● **Given problem**: Every line below should be repeated exactly.

(Dataset entries)
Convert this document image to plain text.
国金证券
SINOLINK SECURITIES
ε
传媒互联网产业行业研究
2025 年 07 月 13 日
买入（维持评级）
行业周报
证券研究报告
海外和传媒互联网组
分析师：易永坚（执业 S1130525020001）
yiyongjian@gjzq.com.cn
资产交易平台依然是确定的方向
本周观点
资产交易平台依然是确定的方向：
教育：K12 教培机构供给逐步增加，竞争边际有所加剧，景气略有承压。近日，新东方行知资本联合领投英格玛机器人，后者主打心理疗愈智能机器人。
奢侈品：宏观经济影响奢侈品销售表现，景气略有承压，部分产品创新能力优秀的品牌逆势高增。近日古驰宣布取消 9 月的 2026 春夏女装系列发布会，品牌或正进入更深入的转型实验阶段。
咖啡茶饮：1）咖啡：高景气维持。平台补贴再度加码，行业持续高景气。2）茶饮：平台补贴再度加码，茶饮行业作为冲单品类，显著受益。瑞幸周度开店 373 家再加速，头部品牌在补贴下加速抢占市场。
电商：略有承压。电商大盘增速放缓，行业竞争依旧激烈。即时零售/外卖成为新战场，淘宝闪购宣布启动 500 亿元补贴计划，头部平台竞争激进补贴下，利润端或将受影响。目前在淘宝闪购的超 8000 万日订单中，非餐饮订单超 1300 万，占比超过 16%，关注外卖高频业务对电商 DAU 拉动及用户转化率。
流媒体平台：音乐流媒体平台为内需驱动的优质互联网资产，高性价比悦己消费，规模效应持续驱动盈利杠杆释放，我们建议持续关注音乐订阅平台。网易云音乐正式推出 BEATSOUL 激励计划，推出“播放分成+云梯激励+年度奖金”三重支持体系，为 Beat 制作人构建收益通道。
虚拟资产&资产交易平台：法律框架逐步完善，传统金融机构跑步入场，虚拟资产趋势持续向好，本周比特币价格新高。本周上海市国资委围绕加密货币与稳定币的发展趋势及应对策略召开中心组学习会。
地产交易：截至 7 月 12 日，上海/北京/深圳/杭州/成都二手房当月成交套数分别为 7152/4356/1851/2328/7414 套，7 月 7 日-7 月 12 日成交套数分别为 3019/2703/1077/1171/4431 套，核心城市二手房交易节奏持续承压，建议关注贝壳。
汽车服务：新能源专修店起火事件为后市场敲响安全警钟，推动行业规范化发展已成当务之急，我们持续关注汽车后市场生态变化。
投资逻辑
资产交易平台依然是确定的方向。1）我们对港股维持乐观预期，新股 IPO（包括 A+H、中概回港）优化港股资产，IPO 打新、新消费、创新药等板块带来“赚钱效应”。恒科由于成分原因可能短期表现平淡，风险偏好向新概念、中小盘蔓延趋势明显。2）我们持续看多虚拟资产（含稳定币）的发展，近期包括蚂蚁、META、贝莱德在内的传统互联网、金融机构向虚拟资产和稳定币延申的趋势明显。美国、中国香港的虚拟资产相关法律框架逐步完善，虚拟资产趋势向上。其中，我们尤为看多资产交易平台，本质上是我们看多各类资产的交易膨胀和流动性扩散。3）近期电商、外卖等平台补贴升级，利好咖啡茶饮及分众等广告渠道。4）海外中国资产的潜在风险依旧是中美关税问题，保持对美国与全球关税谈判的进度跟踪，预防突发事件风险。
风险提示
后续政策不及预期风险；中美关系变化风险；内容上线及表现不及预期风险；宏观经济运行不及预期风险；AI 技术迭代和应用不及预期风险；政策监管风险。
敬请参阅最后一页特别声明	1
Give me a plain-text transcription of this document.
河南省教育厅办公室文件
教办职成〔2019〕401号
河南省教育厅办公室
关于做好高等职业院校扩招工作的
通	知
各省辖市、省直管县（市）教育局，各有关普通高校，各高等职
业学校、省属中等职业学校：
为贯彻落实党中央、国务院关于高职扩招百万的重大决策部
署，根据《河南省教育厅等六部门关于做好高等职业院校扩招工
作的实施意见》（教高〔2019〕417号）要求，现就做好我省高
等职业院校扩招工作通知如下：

● **Task output**:
Convert this document image to plain text.
国金证券
SINOLINK SECURITIES
ε
传媒互联网产业行业研究
2025 年 07 月 13 日
买入（维持评级）
行业周报
证券研究报告
海外和传媒互联网组
分析师：易永坚（执业 S1130525020001）
yiyongjian@gjzq.com.cn
资产交易平台依然是确定的方向
本周观点
资产交易平台依然是确定的方向：
教育：K12 教培机构供给逐步增加，竞争边际有所加剧，景气略有承压。近日，新东方行知资本联合领投英格玛机器人，后者主打心理疗愈智能机器人。
奢侈品：宏观经济影响奢侈品销售表现，景气略有承压，部分产品创新能力优秀的品牌逆势高增。近日古驰宣布取消 9 月的 2026 春夏女装系列发布会，品牌或正进入更深入的转型实验阶段。
咖啡茶饮：1）咖啡：高景气维持。平台补贴再度加码，行业持续高景气。2）茶饮：平台补贴再度加码，茶饮行业作为冲单品类，显著受益。瑞幸周度开店 373 家再加速，头部品牌在补贴下加速抢占市场。
电商：略有承压。电商大盘增速放缓，行业竞争依旧激烈。即时零售/外卖成为新战场，淘宝闪购宣布启动 500 亿元补贴计划，头部平台竞争激进补贴下，利润端或将受影响。目前在淘宝闪购的超 8000 万日订单中，非餐饮订单超 1300 万，占比超过 16%，关注外卖高频业务对电商 DAU 拉动及用户转化率。
流媒体平台：音乐流媒体平台为内需驱动的优质互联网资产，高性价比悦己消费，规模效应持续驱动盈利杠杆释放，我们建议持续关注音乐订阅平台。网易云音乐正式推出 BEATSOUL 激励计划，推出“播放分成+云梯激励+年度奖金”三重支持体系，为 Beat 制作人构建收益通道。
虚拟资产&资产交易平台：法律框架逐步完善，传统金融机构跑步入场，虚拟资产趋势持续向好，本周比特币价格新高。本周上海市国资委围绕加密货币与稳定币的发展趋势及应对策略召开中心组学习会。
地产交易：截至 7 月 12 日，上海/北京/深圳/杭州/成都二手房当月成交套数分别为 7152/4356/1851/2328/7414 套，7 月 7 日-7 月 12 日成交套数分别为 3019/2703/1077/1171/4431 套，核心城市二手房交易节奏持续承压，建议关注贝壳。
汽车服务：新能源专修店起火事件为后市场敲响安全警钟，推动行业规范化发展已成当务之急，我们持续关注汽车后市场生态变化。
投资逻辑
资产交易平台依然是确定的方向。1）我们对港股维持乐观预期，新股 IPO（包括 A+H、中概回港）优化港股资产，IPO 打新、新消费、创新药等板块带来“赚钱效应”。恒科由于成分原因可能短期表现平淡，风险偏好向新概念、中小盘蔓延趋势明显。2）我们持续看多虚拟资产（含稳定币）的发展，近期包括蚂蚁、META、贝莱德在内的传统互联网、金融机构向虚拟资产和稳定币延申的趋势明显。美国、中国香港的虚拟资产相关法律框架逐步完善，虚拟资产趋势向上。其中，我们尤为看多资产交易平台，本质上是我们看多各类资产的交易膨胀和流动性扩散。3）近期电商、外卖等平台补贴升级，利好咖啡茶饮及分众等广告渠道。4）海外中国资产的潜在风险依旧是中美关税问题，保持对美国与全球关税谈判的进度跟踪，预防突发事件风险。
风险提示
后续政策不及预期风险；中美关系变化风险；内容上线及表现不及预期风险；宏观经济运行不及预期风险；AI 技术迭代和应用不及预期风险；政策监管风险。
敬请参阅最后一页特别声明	1
Give me a plain-text transcription of this document.
河南省教育厅办公室文件
教办职成〔2019〕401号
河南省教育厅办公室
关于做好高等职业院校扩招工作的
通	知
各省辖市、省直管县（市）教育局，各有关普通高校，各高等职
业学校、省属中等职业学校：
为贯彻落实党中央、国务院关于高职扩招百万的重大决策部
署，根据《河南省教育厅等六部门关于做好高等职业院校扩招工
作的实施意见》（教高〔2019〕417号）要求，现就做好我省高
等职业院校扩招工作通知如下：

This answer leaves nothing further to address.